— START Records to process —

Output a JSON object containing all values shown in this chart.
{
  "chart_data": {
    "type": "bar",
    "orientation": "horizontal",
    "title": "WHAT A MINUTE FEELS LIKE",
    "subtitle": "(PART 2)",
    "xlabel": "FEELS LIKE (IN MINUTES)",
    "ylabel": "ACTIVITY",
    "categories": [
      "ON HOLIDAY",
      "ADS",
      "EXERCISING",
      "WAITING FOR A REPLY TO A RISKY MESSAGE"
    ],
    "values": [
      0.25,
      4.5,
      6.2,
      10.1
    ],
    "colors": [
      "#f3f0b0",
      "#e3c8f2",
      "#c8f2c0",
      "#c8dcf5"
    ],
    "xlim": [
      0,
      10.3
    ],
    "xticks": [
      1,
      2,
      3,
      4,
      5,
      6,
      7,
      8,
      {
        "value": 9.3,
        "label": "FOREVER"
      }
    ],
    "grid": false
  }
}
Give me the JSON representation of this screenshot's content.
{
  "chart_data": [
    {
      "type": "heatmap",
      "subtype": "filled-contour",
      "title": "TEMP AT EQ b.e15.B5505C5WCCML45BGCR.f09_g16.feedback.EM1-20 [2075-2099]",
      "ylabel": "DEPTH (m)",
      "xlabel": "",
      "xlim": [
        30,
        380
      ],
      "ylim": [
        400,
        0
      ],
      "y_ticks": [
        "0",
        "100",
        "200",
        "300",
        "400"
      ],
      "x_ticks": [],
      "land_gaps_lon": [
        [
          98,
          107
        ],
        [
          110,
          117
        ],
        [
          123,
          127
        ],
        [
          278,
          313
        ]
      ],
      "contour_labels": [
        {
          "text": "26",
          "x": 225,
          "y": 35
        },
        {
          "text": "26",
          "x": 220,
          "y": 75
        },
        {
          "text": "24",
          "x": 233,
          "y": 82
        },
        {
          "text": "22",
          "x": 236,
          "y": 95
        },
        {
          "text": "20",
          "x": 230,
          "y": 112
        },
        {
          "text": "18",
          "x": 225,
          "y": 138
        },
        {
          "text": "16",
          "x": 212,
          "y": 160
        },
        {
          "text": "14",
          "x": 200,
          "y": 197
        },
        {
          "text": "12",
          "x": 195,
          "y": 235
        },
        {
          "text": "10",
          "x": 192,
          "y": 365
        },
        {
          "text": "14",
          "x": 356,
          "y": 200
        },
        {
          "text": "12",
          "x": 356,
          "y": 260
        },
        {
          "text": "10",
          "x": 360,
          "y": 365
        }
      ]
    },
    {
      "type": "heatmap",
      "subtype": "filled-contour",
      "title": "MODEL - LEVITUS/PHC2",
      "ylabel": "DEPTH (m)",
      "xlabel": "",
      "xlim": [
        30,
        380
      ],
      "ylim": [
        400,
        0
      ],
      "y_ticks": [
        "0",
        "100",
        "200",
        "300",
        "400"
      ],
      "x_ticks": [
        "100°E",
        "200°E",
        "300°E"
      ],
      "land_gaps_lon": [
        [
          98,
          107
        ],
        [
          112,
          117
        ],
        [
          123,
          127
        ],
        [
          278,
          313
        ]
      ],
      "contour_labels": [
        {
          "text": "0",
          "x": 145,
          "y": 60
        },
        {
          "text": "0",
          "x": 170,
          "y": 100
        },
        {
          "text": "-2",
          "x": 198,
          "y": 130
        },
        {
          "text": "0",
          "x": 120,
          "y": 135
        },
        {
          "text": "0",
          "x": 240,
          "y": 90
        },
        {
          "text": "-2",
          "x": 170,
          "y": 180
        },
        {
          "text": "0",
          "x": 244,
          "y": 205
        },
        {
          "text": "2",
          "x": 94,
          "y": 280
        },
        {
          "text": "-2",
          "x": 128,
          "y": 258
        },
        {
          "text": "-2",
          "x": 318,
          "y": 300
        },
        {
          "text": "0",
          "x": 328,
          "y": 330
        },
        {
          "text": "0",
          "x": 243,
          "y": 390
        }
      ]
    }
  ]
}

— END Records to process —

**Exercise details**
Look through the records and count each line that holds "FEELS". Write only the total.

**Answer to this task**
2